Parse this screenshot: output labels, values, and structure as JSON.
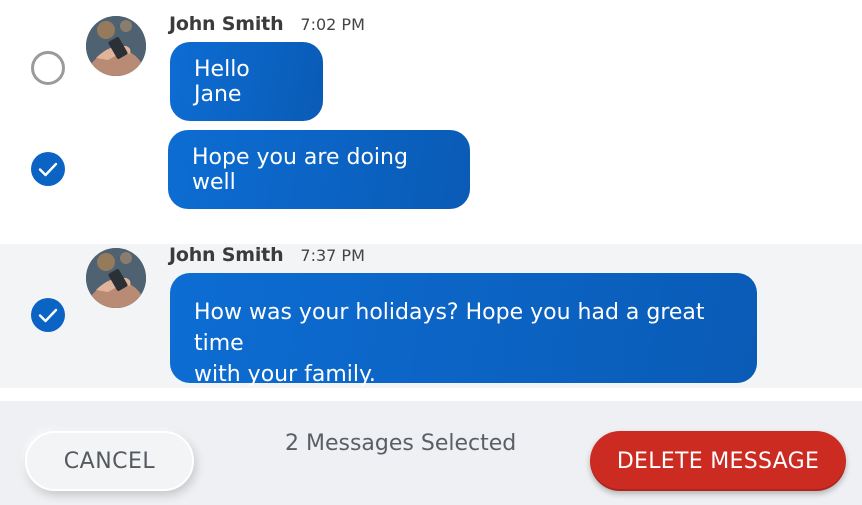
{
  "messages": {
    "group1": {
      "sender": "John Smith",
      "time": "7:02 PM",
      "items": [
        {
          "text": "Hello Jane",
          "selected": false
        },
        {
          "text": "Hope you are doing well",
          "selected": true
        }
      ]
    },
    "group2": {
      "sender": "John Smith",
      "time": "7:37 PM",
      "items": [
        {
          "text_line1": "How was your holidays? Hope you had a great time",
          "text_line2": "with your family.",
          "selected": true
        }
      ]
    }
  },
  "footer": {
    "cancel_label": "CANCEL",
    "selected_text": "2 Messages Selected",
    "delete_label": "DELETE MESSAGE"
  },
  "colors": {
    "bubble": "#0b63c4",
    "checkbox_checked": "#0b63c4",
    "delete_button": "#cc2b22",
    "selected_row_bg": "#f3f4f6",
    "footer_bg": "#eef0f3"
  },
  "icons": {
    "checked": "check-circle-icon",
    "unchecked": "empty-circle-icon",
    "avatar": "user-avatar"
  }
}
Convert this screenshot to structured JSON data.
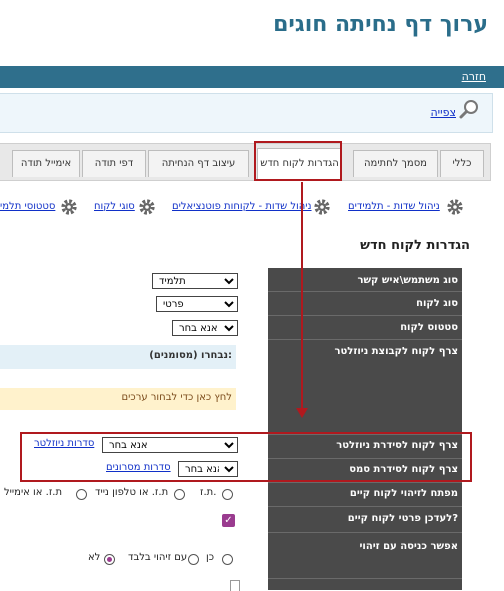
{
  "page": {
    "title": "ערוך דף נחיתה חוגים"
  },
  "nav": {
    "back_label": "חזרה",
    "view_label": "צפייה"
  },
  "tabs": [
    {
      "label": "כללי"
    },
    {
      "label": "מסמך לחתימה"
    },
    {
      "label": "הגדרות לקוח חדש",
      "active": true
    },
    {
      "label": "עיצוב דף הנחיתה"
    },
    {
      "label": "דפי תודה"
    },
    {
      "label": "אימייל תודה"
    }
  ],
  "links": [
    {
      "label": "ניהול שדות - תלמידים"
    },
    {
      "label": "ניהול שדות - לקוחות פוטנציאלים"
    },
    {
      "label": "סוגי לקוח"
    },
    {
      "label": "סטטוסי תלמי"
    }
  ],
  "section_title": "הגדרות לקוח חדש",
  "form": {
    "contact_type": {
      "label": "סוג משתמש\\איש קשר",
      "value": "תלמיד"
    },
    "client_type": {
      "label": "סוג לקוח",
      "value": "פרטי"
    },
    "client_status": {
      "label": "סטטוס לקוח",
      "value": "אנא בחר"
    },
    "newsletter_group": {
      "label": "צרף לקוח לקבוצת ניוזלטר",
      "selected_text": "נבחרו (מסומנים):",
      "click_hint": "לחץ כאן כדי לבחור ערכים"
    },
    "newsletter_series": {
      "label": "צרף לקוח לסידרת ניוזלטר",
      "value": "אנא בחר",
      "link": "סדרות ניוזלטר"
    },
    "sms_series": {
      "label": "צרף לקוח לסידרת סמס",
      "value": "אנא בחר",
      "link": "סדרות מסרונים"
    },
    "identify_key": {
      "label": "מפתח לזיהוי לקוח קיים",
      "options": [
        "ת.ז.",
        "ת.ז. או טלפון נייד",
        "ת.ז. או אימייל"
      ]
    },
    "update_existing": {
      "label": "לעדכן פרטי לקוח קיים?"
    },
    "allow_login": {
      "label": "אפשר כניסה עם זיהוי",
      "options": [
        "כן",
        "עם זיהוי בלבד",
        "לא"
      ]
    }
  }
}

──────────

Stated task:
Using the material above, retype each entry exactly and omit the pictures.

Response to the task:
Parse this screenshot: output labels, values, and structure as JSON.
{
  "messages": {
    "group1": {
      "sender": "John Smith",
      "time": "7:02 PM",
      "items": [
        {
          "text": "Hello Jane",
          "selected": false
        },
        {
          "text": "Hope you are doing well",
          "selected": true
        }
      ]
    },
    "group2": {
      "sender": "John Smith",
      "time": "7:37 PM",
      "items": [
        {
          "text_line1": "How was your holidays? Hope you had a great time",
          "text_line2": "with your family.",
          "selected": true
        }
      ]
    }
  },
  "footer": {
    "cancel_label": "CANCEL",
    "selected_text": "2 Messages Selected",
    "delete_label": "DELETE MESSAGE"
  },
  "colors": {
    "bubble": "#0b63c4",
    "checkbox_checked": "#0b63c4",
    "delete_button": "#cc2b22",
    "selected_row_bg": "#f3f4f6",
    "footer_bg": "#eef0f3"
  },
  "icons": {
    "checked": "check-circle-icon",
    "unchecked": "empty-circle-icon",
    "avatar": "user-avatar"
  }
}
Convert this screenshot to structured JSON data.
{
  "page": {
    "title": "ערוך דף נחיתה חוגים"
  },
  "nav": {
    "back_label": "חזרה",
    "view_label": "צפייה"
  },
  "tabs": [
    {
      "label": "כללי"
    },
    {
      "label": "מסמך לחתימה"
    },
    {
      "label": "הגדרות לקוח חדש",
      "active": true
    },
    {
      "label": "עיצוב דף הנחיתה"
    },
    {
      "label": "דפי תודה"
    },
    {
      "label": "אימייל תודה"
    }
  ],
  "links": [
    {
      "label": "ניהול שדות - תלמידים"
    },
    {
      "label": "ניהול שדות - לקוחות פוטנציאלים"
    },
    {
      "label": "סוגי לקוח"
    },
    {
      "label": "סטטוסי תלמי"
    }
  ],
  "section_title": "הגדרות לקוח חדש",
  "form": {
    "contact_type": {
      "label": "סוג משתמש\\איש קשר",
      "value": "תלמיד"
    },
    "client_type": {
      "label": "סוג לקוח",
      "value": "פרטי"
    },
    "client_status": {
      "label": "סטטוס לקוח",
      "value": "אנא בחר"
    },
    "newsletter_group": {
      "label": "צרף לקוח לקבוצת ניוזלטר",
      "selected_text": "נבחרו (מסומנים):",
      "click_hint": "לחץ כאן כדי לבחור ערכים"
    },
    "newsletter_series": {
      "label": "צרף לקוח לסידרת ניוזלטר",
      "value": "אנא בחר",
      "link": "סדרות ניוזלטר"
    },
    "sms_series": {
      "label": "צרף לקוח לסידרת סמס",
      "value": "אנא בחר",
      "link": "סדרות מסרונים"
    },
    "identify_key": {
      "label": "מפתח לזיהוי לקוח קיים",
      "options": [
        "ת.ז.",
        "ת.ז. או טלפון נייד",
        "ת.ז. או אימייל"
      ]
    },
    "update_existing": {
      "label": "לעדכן פרטי לקוח קיים?"
    },
    "allow_login": {
      "label": "אפשר כניסה עם זיהוי",
      "options": [
        "כן",
        "עם זיהוי בלבד",
        "לא"
      ]
    }
  }
}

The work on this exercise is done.